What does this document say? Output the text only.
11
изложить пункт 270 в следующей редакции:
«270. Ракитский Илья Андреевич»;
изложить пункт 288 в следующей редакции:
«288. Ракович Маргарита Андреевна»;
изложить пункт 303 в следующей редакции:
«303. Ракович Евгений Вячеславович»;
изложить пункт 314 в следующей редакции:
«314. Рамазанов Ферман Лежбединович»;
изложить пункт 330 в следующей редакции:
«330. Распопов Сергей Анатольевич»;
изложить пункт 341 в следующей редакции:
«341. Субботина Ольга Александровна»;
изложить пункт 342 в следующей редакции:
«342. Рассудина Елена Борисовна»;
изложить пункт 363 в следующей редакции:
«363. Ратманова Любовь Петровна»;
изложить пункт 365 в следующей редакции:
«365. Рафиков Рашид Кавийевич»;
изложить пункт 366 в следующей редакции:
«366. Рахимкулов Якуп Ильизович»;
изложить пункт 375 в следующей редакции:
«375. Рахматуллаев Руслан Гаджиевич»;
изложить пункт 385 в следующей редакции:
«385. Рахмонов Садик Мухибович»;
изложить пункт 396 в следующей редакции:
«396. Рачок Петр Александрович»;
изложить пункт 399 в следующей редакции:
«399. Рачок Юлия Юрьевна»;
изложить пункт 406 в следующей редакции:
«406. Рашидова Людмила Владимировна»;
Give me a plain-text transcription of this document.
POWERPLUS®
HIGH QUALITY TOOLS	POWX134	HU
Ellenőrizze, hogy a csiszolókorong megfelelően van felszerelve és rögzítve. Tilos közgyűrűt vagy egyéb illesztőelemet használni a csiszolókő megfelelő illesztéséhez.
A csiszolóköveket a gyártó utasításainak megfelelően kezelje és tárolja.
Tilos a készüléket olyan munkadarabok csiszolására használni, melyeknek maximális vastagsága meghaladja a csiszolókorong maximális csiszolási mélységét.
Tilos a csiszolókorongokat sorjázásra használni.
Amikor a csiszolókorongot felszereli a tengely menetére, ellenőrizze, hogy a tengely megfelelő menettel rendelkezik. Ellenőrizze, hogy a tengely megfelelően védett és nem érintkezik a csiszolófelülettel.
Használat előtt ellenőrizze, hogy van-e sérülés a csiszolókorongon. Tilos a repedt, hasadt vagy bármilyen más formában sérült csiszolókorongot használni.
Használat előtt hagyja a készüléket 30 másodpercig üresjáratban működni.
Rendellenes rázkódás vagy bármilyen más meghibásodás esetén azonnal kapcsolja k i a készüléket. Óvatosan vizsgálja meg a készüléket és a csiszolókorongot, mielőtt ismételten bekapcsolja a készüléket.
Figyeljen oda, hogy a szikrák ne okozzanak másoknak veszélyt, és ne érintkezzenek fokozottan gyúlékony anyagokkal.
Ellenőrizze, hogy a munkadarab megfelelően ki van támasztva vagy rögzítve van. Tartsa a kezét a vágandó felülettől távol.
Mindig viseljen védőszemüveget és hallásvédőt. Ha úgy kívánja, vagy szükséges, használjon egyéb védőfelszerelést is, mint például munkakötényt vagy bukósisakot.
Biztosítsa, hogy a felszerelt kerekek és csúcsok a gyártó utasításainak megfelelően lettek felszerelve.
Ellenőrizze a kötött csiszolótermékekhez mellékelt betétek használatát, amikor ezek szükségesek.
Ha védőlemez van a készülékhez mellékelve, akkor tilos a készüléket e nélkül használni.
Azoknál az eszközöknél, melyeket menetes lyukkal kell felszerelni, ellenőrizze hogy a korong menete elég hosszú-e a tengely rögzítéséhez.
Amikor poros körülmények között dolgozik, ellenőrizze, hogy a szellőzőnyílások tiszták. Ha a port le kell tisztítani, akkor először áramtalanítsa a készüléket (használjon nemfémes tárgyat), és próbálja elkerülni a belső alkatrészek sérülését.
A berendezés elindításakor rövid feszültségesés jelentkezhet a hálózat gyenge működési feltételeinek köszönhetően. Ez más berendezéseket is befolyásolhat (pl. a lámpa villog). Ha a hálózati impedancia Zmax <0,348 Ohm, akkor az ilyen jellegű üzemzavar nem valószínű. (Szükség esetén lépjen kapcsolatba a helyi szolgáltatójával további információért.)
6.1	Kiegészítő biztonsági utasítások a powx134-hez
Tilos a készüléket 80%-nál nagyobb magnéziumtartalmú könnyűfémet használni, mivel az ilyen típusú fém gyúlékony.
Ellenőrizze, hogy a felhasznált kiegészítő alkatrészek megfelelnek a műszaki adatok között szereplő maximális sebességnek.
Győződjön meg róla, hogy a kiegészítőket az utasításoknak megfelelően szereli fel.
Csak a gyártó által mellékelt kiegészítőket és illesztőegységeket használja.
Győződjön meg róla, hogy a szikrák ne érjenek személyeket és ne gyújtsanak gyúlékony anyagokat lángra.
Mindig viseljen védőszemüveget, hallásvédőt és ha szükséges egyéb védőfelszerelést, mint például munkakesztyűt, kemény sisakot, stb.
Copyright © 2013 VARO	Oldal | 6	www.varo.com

Exercise prompt - Transcribe the material above word for word.

The completed task -
What does this document say? Output the text only.
11
изложить пункт 270 в следующей редакции:
«270. Ракитский Илья Андреевич»;
изложить пункт 288 в следующей редакции:
«288. Ракович Маргарита Андреевна»;
изложить пункт 303 в следующей редакции:
«303. Ракович Евгений Вячеславович»;
изложить пункт 314 в следующей редакции:
«314. Рамазанов Ферман Лежбединович»;
изложить пункт 330 в следующей редакции:
«330. Распопов Сергей Анатольевич»;
изложить пункт 341 в следующей редакции:
«341. Субботина Ольга Александровна»;
изложить пункт 342 в следующей редакции:
«342. Рассудина Елена Борисовна»;
изложить пункт 363 в следующей редакции:
«363. Ратманова Любовь Петровна»;
изложить пункт 365 в следующей редакции:
«365. Рафиков Рашид Кавийевич»;
изложить пункт 366 в следующей редакции:
«366. Рахимкулов Якуп Ильизович»;
изложить пункт 375 в следующей редакции:
«375. Рахматуллаев Руслан Гаджиевич»;
изложить пункт 385 в следующей редакции:
«385. Рахмонов Садик Мухибович»;
изложить пункт 396 в следующей редакции:
«396. Рачок Петр Александрович»;
изложить пункт 399 в следующей редакции:
«399. Рачок Юлия Юрьевна»;
изложить пункт 406 в следующей редакции:
«406. Рашидова Людмила Владимировна»;
Give me a plain-text transcription of this document.
POWERPLUS®
HIGH QUALITY TOOLS	POWX134	HU
Ellenőrizze, hogy a csiszolókorong megfelelően van felszerelve és rögzítve. Tilos közgyűrűt vagy egyéb illesztőelemet használni a csiszolókő megfelelő illesztéséhez.
A csiszolóköveket a gyártó utasításainak megfelelően kezelje és tárolja.
Tilos a készüléket olyan munkadarabok csiszolására használni, melyeknek maximális vastagsága meghaladja a csiszolókorong maximális csiszolási mélységét.
Tilos a csiszolókorongokat sorjázásra használni.
Amikor a csiszolókorongot felszereli a tengely menetére, ellenőrizze, hogy a tengely megfelelő menettel rendelkezik. Ellenőrizze, hogy a tengely megfelelően védett és nem érintkezik a csiszolófelülettel.
Használat előtt ellenőrizze, hogy van-e sérülés a csiszolókorongon. Tilos a repedt, hasadt vagy bármilyen más formában sérült csiszolókorongot használni.
Használat előtt hagyja a készüléket 30 másodpercig üresjáratban működni.
Rendellenes rázkódás vagy bármilyen más meghibásodás esetén azonnal kapcsolja k i a készüléket. Óvatosan vizsgálja meg a készüléket és a csiszolókorongot, mielőtt ismételten bekapcsolja a készüléket.
Figyeljen oda, hogy a szikrák ne okozzanak másoknak veszélyt, és ne érintkezzenek fokozottan gyúlékony anyagokkal.
Ellenőrizze, hogy a munkadarab megfelelően ki van támasztva vagy rögzítve van. Tartsa a kezét a vágandó felülettől távol.
Mindig viseljen védőszemüveget és hallásvédőt. Ha úgy kívánja, vagy szükséges, használjon egyéb védőfelszerelést is, mint például munkakötényt vagy bukósisakot.
Biztosítsa, hogy a felszerelt kerekek és csúcsok a gyártó utasításainak megfelelően lettek felszerelve.
Ellenőrizze a kötött csiszolótermékekhez mellékelt betétek használatát, amikor ezek szükségesek.
Ha védőlemez van a készülékhez mellékelve, akkor tilos a készüléket e nélkül használni.
Azoknál az eszközöknél, melyeket menetes lyukkal kell felszerelni, ellenőrizze hogy a korong menete elég hosszú-e a tengely rögzítéséhez.
Amikor poros körülmények között dolgozik, ellenőrizze, hogy a szellőzőnyílások tiszták. Ha a port le kell tisztítani, akkor először áramtalanítsa a készüléket (használjon nemfémes tárgyat), és próbálja elkerülni a belső alkatrészek sérülését.
A berendezés elindításakor rövid feszültségesés jelentkezhet a hálózat gyenge működési feltételeinek köszönhetően. Ez más berendezéseket is befolyásolhat (pl. a lámpa villog). Ha a hálózati impedancia Zmax <0,348 Ohm, akkor az ilyen jellegű üzemzavar nem valószínű. (Szükség esetén lépjen kapcsolatba a helyi szolgáltatójával további információért.)
6.1	Kiegészítő biztonsági utasítások a powx134-hez
Tilos a készüléket 80%-nál nagyobb magnéziumtartalmú könnyűfémet használni, mivel az ilyen típusú fém gyúlékony.
Ellenőrizze, hogy a felhasznált kiegészítő alkatrészek megfelelnek a műszaki adatok között szereplő maximális sebességnek.
Győződjön meg róla, hogy a kiegészítőket az utasításoknak megfelelően szereli fel.
Csak a gyártó által mellékelt kiegészítőket és illesztőegységeket használja.
Győződjön meg róla, hogy a szikrák ne érjenek személyeket és ne gyújtsanak gyúlékony anyagokat lángra.
Mindig viseljen védőszemüveget, hallásvédőt és ha szükséges egyéb védőfelszerelést, mint például munkakesztyűt, kemény sisakot, stb.
Copyright © 2013 VARO	Oldal | 6	www.varo.com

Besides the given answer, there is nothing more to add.